What lines of the data include the string "this"? Copy them all.

Figure collection entries:
— begin —
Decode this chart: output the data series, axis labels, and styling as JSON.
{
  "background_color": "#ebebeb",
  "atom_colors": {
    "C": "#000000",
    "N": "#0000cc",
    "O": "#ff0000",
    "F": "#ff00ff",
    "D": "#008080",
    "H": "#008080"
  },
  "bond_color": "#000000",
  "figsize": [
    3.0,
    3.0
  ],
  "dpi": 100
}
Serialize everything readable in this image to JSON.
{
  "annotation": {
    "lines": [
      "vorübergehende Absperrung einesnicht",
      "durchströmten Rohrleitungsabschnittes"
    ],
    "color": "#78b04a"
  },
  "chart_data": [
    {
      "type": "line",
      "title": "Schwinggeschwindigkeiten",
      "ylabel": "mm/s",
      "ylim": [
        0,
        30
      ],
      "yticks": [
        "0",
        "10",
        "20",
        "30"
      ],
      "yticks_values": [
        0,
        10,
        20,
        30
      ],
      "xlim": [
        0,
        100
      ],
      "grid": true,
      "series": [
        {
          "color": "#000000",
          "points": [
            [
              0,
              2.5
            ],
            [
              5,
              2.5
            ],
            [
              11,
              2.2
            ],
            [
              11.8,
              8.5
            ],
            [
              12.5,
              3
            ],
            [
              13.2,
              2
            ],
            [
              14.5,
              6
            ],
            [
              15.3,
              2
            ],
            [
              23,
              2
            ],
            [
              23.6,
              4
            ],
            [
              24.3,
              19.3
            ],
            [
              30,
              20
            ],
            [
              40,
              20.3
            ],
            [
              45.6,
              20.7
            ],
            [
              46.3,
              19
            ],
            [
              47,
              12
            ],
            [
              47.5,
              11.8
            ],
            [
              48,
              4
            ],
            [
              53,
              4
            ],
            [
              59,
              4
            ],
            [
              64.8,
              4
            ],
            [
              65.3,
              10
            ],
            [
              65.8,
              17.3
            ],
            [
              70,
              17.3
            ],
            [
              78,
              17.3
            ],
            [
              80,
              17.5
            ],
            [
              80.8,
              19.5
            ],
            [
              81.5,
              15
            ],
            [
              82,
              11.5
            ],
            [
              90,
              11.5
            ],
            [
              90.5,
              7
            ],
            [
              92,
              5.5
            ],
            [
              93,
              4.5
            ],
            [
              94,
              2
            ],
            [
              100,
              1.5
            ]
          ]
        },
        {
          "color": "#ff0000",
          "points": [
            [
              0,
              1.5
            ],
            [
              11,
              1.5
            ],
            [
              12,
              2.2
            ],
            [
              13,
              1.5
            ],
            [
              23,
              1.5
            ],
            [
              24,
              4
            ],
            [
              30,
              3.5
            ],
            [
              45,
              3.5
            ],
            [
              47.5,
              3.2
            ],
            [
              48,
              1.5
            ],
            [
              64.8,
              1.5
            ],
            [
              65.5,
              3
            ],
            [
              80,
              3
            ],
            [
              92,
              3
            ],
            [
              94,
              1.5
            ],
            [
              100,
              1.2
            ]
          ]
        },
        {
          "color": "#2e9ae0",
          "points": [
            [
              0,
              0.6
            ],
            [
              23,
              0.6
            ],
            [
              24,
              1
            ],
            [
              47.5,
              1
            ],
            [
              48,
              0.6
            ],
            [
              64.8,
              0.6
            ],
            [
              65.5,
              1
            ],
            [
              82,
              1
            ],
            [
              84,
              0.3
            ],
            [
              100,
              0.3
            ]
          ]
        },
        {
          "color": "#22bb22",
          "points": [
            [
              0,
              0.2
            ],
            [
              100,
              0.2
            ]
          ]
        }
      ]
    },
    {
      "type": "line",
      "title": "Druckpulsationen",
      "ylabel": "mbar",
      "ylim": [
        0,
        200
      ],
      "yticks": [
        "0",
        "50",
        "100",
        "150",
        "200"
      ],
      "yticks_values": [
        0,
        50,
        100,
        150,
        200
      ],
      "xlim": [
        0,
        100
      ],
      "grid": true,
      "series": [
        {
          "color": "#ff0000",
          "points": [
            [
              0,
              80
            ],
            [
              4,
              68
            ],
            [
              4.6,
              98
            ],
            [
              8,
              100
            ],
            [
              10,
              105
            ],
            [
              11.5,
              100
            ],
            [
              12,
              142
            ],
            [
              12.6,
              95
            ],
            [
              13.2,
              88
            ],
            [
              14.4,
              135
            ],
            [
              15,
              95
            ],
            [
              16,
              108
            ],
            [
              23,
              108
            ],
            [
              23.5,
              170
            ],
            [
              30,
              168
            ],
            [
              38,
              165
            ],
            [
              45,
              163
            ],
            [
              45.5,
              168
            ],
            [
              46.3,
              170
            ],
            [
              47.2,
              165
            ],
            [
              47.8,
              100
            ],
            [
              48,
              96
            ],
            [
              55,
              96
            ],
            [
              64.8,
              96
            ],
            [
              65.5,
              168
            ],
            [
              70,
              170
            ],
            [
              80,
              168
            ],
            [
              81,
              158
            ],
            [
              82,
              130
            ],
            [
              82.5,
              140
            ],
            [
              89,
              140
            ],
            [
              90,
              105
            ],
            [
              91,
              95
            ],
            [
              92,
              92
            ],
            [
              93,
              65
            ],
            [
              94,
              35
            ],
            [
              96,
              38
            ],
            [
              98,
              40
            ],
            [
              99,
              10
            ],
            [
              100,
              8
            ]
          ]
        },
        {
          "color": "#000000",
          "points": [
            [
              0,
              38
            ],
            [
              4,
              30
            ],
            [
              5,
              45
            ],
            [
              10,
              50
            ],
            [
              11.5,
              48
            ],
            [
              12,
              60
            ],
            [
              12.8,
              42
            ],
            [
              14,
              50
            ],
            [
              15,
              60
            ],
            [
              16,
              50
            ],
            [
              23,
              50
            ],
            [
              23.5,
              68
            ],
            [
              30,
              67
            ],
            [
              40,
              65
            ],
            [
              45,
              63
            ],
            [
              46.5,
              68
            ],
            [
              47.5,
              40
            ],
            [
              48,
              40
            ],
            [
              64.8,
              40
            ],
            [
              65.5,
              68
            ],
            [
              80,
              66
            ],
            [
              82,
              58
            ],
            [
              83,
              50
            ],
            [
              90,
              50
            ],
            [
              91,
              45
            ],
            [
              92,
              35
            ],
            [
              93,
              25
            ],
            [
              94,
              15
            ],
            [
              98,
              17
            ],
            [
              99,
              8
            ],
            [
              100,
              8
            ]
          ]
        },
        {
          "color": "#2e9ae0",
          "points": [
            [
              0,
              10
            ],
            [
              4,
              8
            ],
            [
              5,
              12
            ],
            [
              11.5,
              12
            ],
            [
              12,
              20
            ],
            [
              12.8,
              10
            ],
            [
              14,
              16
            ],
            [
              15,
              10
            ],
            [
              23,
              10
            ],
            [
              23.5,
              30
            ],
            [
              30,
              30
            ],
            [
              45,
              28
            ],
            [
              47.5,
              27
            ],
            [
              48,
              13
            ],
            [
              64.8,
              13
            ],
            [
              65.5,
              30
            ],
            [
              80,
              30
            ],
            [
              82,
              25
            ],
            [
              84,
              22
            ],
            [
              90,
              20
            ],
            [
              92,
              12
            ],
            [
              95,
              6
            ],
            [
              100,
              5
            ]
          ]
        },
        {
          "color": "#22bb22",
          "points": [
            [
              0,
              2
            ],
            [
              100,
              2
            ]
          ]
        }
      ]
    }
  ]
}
— end —
- THE SOLUTION -
Decode this chart: output the data series, axis labels, and styling as JSON.
Serialize everything readable in this image to JSON.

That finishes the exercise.